### CHALLENGE
Retype all of the data exactly as given.

### GIVEN RECORDS
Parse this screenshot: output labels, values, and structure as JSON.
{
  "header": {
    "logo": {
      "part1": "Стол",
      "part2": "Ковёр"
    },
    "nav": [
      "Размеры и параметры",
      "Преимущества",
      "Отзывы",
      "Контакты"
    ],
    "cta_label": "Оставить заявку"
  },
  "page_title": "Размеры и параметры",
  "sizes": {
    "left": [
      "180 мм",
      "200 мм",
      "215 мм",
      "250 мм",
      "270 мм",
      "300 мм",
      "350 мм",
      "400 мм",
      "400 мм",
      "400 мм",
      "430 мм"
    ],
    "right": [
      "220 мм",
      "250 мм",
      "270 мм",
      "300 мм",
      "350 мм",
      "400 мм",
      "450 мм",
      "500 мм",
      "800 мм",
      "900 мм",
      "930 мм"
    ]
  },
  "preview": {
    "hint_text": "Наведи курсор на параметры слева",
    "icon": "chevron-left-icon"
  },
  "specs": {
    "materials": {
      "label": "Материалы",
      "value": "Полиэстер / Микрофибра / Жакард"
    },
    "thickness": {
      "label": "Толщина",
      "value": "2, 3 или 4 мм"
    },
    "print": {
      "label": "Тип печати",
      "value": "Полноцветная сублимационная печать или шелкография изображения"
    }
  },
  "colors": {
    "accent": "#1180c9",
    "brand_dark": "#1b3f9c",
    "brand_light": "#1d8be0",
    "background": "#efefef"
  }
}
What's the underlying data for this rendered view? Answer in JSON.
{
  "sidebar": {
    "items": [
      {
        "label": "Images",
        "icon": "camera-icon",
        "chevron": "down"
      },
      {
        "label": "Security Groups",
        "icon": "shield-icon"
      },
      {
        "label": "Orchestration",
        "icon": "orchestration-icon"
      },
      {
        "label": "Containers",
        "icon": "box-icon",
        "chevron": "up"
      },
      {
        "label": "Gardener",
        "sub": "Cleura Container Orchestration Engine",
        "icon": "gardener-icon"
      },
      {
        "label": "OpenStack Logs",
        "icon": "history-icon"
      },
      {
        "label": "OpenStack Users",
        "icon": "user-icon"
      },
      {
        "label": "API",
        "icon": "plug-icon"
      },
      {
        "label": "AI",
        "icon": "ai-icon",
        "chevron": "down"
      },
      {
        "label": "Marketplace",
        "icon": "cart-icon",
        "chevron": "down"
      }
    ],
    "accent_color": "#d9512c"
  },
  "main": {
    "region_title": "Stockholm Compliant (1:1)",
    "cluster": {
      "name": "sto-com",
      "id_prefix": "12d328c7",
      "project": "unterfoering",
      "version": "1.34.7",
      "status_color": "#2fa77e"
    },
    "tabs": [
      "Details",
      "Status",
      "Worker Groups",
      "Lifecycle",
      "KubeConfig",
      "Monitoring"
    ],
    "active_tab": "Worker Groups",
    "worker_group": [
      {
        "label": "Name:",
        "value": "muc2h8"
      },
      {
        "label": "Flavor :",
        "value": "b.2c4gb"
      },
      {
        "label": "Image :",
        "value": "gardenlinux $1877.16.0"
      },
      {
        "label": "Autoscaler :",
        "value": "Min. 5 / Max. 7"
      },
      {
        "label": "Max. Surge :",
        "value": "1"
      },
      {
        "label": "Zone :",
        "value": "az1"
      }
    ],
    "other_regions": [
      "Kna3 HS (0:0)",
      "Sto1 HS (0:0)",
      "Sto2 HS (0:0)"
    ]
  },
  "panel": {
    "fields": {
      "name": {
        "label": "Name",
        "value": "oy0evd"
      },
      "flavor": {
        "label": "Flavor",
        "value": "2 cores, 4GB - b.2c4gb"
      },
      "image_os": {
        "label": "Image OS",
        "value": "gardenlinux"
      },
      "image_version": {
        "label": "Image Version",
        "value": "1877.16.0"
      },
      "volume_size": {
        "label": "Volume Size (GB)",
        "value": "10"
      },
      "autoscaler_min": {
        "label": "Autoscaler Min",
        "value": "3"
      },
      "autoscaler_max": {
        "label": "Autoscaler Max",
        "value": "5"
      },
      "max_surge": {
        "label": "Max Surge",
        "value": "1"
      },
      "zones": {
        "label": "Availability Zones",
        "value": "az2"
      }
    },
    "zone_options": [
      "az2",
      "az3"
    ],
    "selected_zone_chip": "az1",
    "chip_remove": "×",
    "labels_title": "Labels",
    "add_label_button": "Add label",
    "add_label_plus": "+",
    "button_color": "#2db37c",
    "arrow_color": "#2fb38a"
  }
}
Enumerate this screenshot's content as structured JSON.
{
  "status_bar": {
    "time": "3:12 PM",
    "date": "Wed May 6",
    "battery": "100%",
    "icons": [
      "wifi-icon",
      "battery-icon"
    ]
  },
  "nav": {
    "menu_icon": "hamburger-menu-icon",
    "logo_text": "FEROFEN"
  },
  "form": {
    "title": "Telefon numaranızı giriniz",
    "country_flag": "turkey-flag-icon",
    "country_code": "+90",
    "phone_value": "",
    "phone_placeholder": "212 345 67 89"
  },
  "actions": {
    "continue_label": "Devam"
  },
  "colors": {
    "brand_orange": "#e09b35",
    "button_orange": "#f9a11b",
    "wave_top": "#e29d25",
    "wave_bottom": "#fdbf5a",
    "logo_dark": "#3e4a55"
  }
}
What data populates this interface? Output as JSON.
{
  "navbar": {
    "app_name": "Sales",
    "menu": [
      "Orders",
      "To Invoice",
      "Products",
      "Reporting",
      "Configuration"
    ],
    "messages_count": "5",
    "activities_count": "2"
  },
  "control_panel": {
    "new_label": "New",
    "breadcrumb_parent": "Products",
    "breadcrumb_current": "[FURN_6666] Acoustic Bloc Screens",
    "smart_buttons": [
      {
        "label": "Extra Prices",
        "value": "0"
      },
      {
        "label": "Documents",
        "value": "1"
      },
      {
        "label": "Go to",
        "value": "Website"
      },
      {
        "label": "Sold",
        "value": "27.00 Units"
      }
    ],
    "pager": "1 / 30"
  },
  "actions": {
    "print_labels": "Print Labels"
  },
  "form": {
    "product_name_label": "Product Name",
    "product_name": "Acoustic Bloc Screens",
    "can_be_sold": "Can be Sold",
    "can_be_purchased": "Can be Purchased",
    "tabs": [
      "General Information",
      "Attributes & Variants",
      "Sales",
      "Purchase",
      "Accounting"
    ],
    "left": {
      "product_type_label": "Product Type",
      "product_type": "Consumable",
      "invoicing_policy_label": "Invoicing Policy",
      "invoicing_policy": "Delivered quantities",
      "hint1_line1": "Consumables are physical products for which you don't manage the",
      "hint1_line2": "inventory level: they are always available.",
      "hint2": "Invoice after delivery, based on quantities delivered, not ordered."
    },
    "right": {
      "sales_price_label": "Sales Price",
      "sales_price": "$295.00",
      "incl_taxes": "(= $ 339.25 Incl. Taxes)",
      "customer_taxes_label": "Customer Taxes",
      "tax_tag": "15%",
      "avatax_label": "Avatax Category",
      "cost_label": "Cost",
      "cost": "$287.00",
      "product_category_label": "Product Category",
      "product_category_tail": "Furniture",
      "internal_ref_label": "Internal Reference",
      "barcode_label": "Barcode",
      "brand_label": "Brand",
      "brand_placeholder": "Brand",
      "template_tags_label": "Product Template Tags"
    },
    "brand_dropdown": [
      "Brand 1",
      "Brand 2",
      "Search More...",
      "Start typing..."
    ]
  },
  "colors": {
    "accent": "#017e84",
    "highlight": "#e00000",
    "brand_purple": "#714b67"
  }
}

### RESULT OF THIS TASK
Parse this screenshot: output labels, values, and structure as JSON.
{
  "header": {
    "logo": {
      "part1": "Стол",
      "part2": "Ковёр"
    },
    "nav": [
      "Размеры и параметры",
      "Преимущества",
      "Отзывы",
      "Контакты"
    ],
    "cta_label": "Оставить заявку"
  },
  "page_title": "Размеры и параметры",
  "sizes": {
    "left": [
      "180 мм",
      "200 мм",
      "215 мм",
      "250 мм",
      "270 мм",
      "300 мм",
      "350 мм",
      "400 мм",
      "400 мм",
      "400 мм",
      "430 мм"
    ],
    "right": [
      "220 мм",
      "250 мм",
      "270 мм",
      "300 мм",
      "350 мм",
      "400 мм",
      "450 мм",
      "500 мм",
      "800 мм",
      "900 мм",
      "930 мм"
    ]
  },
  "preview": {
    "hint_text": "Наведи курсор на параметры слева",
    "icon": "chevron-left-icon"
  },
  "specs": {
    "materials": {
      "label": "Материалы",
      "value": "Полиэстер / Микрофибра / Жакард"
    },
    "thickness": {
      "label": "Толщина",
      "value": "2, 3 или 4 мм"
    },
    "print": {
      "label": "Тип печати",
      "value": "Полноцветная сублимационная печать или шелкография изображения"
    }
  },
  "colors": {
    "accent": "#1180c9",
    "brand_dark": "#1b3f9c",
    "brand_light": "#1d8be0",
    "background": "#efefef"
  }
}
What's the underlying data for this rendered view? Answer in JSON.
{
  "sidebar": {
    "items": [
      {
        "label": "Images",
        "icon": "camera-icon",
        "chevron": "down"
      },
      {
        "label": "Security Groups",
        "icon": "shield-icon"
      },
      {
        "label": "Orchestration",
        "icon": "orchestration-icon"
      },
      {
        "label": "Containers",
        "icon": "box-icon",
        "chevron": "up"
      },
      {
        "label": "Gardener",
        "sub": "Cleura Container Orchestration Engine",
        "icon": "gardener-icon"
      },
      {
        "label": "OpenStack Logs",
        "icon": "history-icon"
      },
      {
        "label": "OpenStack Users",
        "icon": "user-icon"
      },
      {
        "label": "API",
        "icon": "plug-icon"
      },
      {
        "label": "AI",
        "icon": "ai-icon",
        "chevron": "down"
      },
      {
        "label": "Marketplace",
        "icon": "cart-icon",
        "chevron": "down"
      }
    ],
    "accent_color": "#d9512c"
  },
  "main": {
    "region_title": "Stockholm Compliant (1:1)",
    "cluster": {
      "name": "sto-com",
      "id_prefix": "12d328c7",
      "project": "unterfoering",
      "version": "1.34.7",
      "status_color": "#2fa77e"
    },
    "tabs": [
      "Details",
      "Status",
      "Worker Groups",
      "Lifecycle",
      "KubeConfig",
      "Monitoring"
    ],
    "active_tab": "Worker Groups",
    "worker_group": [
      {
        "label": "Name:",
        "value": "muc2h8"
      },
      {
        "label": "Flavor :",
        "value": "b.2c4gb"
      },
      {
        "label": "Image :",
        "value": "gardenlinux $1877.16.0"
      },
      {
        "label": "Autoscaler :",
        "value": "Min. 5 / Max. 7"
      },
      {
        "label": "Max. Surge :",
        "value": "1"
      },
      {
        "label": "Zone :",
        "value": "az1"
      }
    ],
    "other_regions": [
      "Kna3 HS (0:0)",
      "Sto1 HS (0:0)",
      "Sto2 HS (0:0)"
    ]
  },
  "panel": {
    "fields": {
      "name": {
        "label": "Name",
        "value": "oy0evd"
      },
      "flavor": {
        "label": "Flavor",
        "value": "2 cores, 4GB - b.2c4gb"
      },
      "image_os": {
        "label": "Image OS",
        "value": "gardenlinux"
      },
      "image_version": {
        "label": "Image Version",
        "value": "1877.16.0"
      },
      "volume_size": {
        "label": "Volume Size (GB)",
        "value": "10"
      },
      "autoscaler_min": {
        "label": "Autoscaler Min",
        "value": "3"
      },
      "autoscaler_max": {
        "label": "Autoscaler Max",
        "value": "5"
      },
      "max_surge": {
        "label": "Max Surge",
        "value": "1"
      },
      "zones": {
        "label": "Availability Zones",
        "value": "az2"
      }
    },
    "zone_options": [
      "az2",
      "az3"
    ],
    "selected_zone_chip": "az1",
    "chip_remove": "×",
    "labels_title": "Labels",
    "add_label_button": "Add label",
    "add_label_plus": "+",
    "button_color": "#2db37c",
    "arrow_color": "#2fb38a"
  }
}
Enumerate this screenshot's content as structured JSON.
{
  "status_bar": {
    "time": "3:12 PM",
    "date": "Wed May 6",
    "battery": "100%",
    "icons": [
      "wifi-icon",
      "battery-icon"
    ]
  },
  "nav": {
    "menu_icon": "hamburger-menu-icon",
    "logo_text": "FEROFEN"
  },
  "form": {
    "title": "Telefon numaranızı giriniz",
    "country_flag": "turkey-flag-icon",
    "country_code": "+90",
    "phone_value": "",
    "phone_placeholder": "212 345 67 89"
  },
  "actions": {
    "continue_label": "Devam"
  },
  "colors": {
    "brand_orange": "#e09b35",
    "button_orange": "#f9a11b",
    "wave_top": "#e29d25",
    "wave_bottom": "#fdbf5a",
    "logo_dark": "#3e4a55"
  }
}
What data populates this interface? Output as JSON.
{
  "navbar": {
    "app_name": "Sales",
    "menu": [
      "Orders",
      "To Invoice",
      "Products",
      "Reporting",
      "Configuration"
    ],
    "messages_count": "5",
    "activities_count": "2"
  },
  "control_panel": {
    "new_label": "New",
    "breadcrumb_parent": "Products",
    "breadcrumb_current": "[FURN_6666] Acoustic Bloc Screens",
    "smart_buttons": [
      {
        "label": "Extra Prices",
        "value": "0"
      },
      {
        "label": "Documents",
        "value": "1"
      },
      {
        "label": "Go to",
        "value": "Website"
      },
      {
        "label": "Sold",
        "value": "27.00 Units"
      }
    ],
    "pager": "1 / 30"
  },
  "actions": {
    "print_labels": "Print Labels"
  },
  "form": {
    "product_name_label": "Product Name",
    "product_name": "Acoustic Bloc Screens",
    "can_be_sold": "Can be Sold",
    "can_be_purchased": "Can be Purchased",
    "tabs": [
      "General Information",
      "Attributes & Variants",
      "Sales",
      "Purchase",
      "Accounting"
    ],
    "left": {
      "product_type_label": "Product Type",
      "product_type": "Consumable",
      "invoicing_policy_label": "Invoicing Policy",
      "invoicing_policy": "Delivered quantities",
      "hint1_line1": "Consumables are physical products for which you don't manage the",
      "hint1_line2": "inventory level: they are always available.",
      "hint2": "Invoice after delivery, based on quantities delivered, not ordered."
    },
    "right": {
      "sales_price_label": "Sales Price",
      "sales_price": "$295.00",
      "incl_taxes": "(= $ 339.25 Incl. Taxes)",
      "customer_taxes_label": "Customer Taxes",
      "tax_tag": "15%",
      "avatax_label": "Avatax Category",
      "cost_label": "Cost",
      "cost": "$287.00",
      "product_category_label": "Product Category",
      "product_category_tail": "Furniture",
      "internal_ref_label": "Internal Reference",
      "barcode_label": "Barcode",
      "brand_label": "Brand",
      "brand_placeholder": "Brand",
      "template_tags_label": "Product Template Tags"
    },
    "brand_dropdown": [
      "Brand 1",
      "Brand 2",
      "Search More...",
      "Start typing..."
    ]
  },
  "colors": {
    "accent": "#017e84",
    "highlight": "#e00000",
    "brand_purple": "#714b67"
  }
}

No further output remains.